Problem to work on
Give the number of lines containing the word "Vert", and nothing else.

Listed records
* * * * * * *

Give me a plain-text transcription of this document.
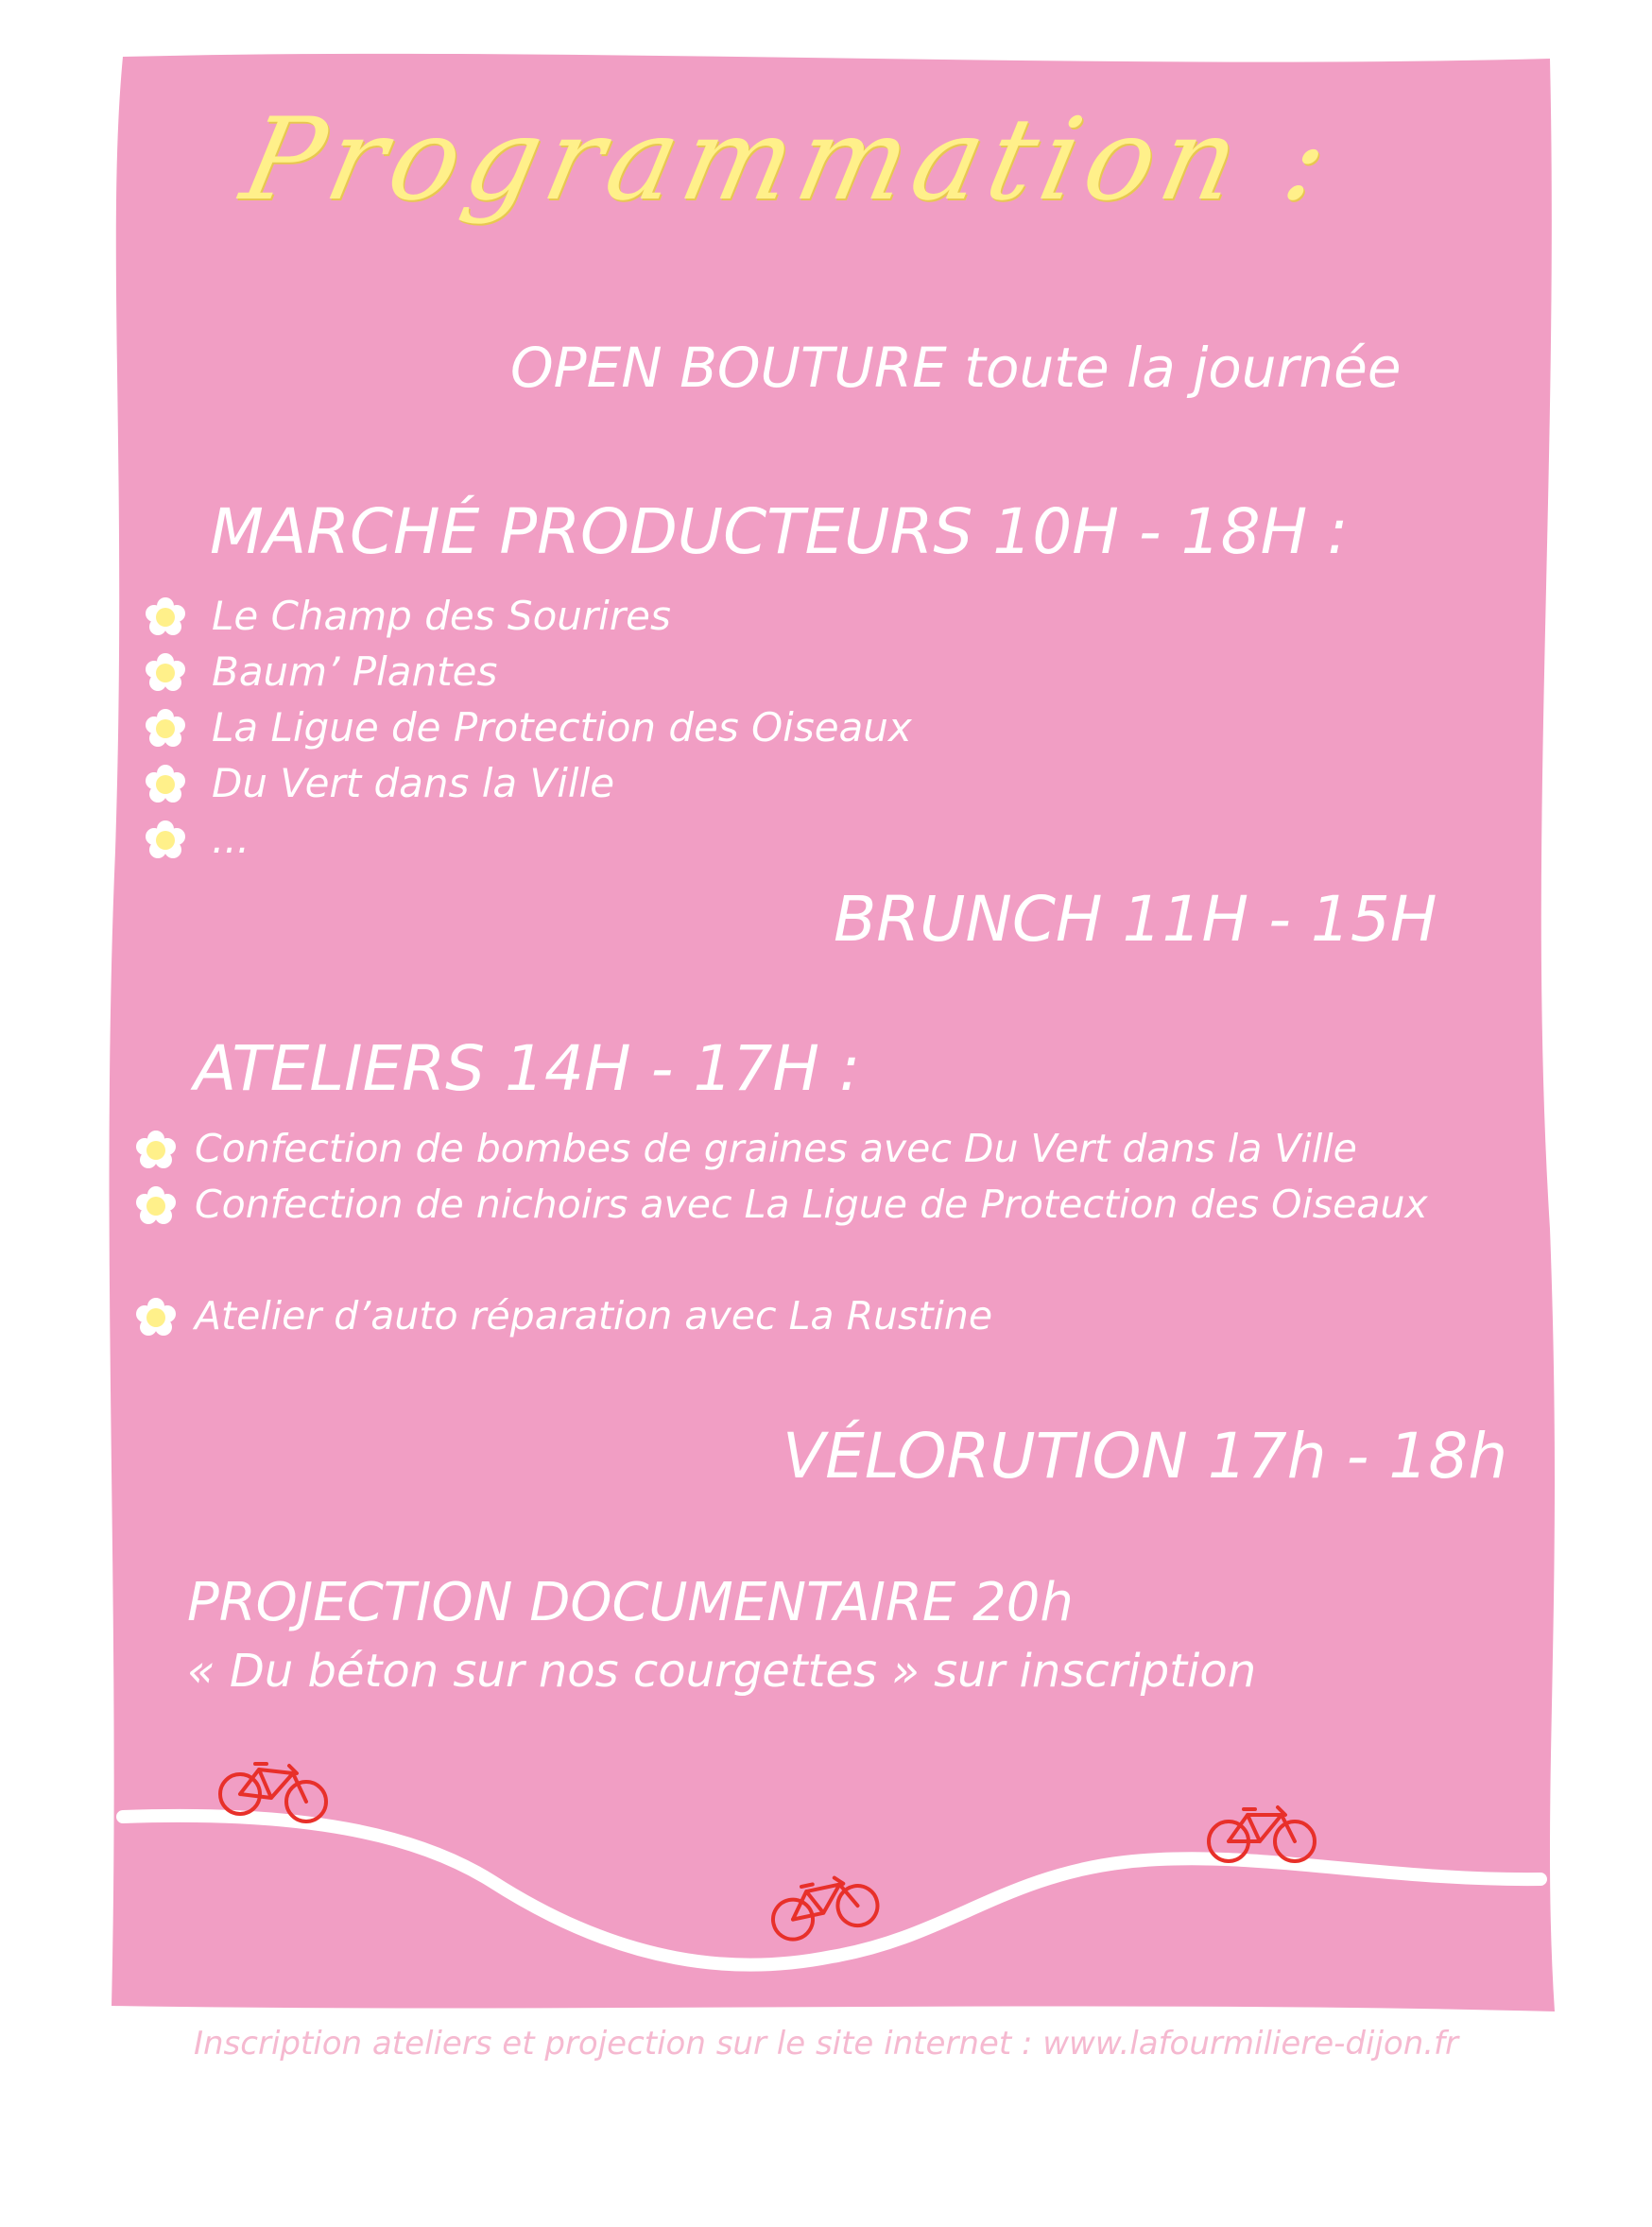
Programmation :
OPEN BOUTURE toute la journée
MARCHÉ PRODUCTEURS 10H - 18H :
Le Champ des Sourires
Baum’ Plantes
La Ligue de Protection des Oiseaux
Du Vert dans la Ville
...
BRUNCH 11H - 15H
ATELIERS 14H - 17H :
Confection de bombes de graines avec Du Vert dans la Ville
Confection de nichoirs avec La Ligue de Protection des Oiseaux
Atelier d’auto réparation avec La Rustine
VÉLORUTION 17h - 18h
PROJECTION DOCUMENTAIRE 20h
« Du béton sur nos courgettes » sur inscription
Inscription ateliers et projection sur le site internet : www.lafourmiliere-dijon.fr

* * * * * * *

Reply to the exercise
2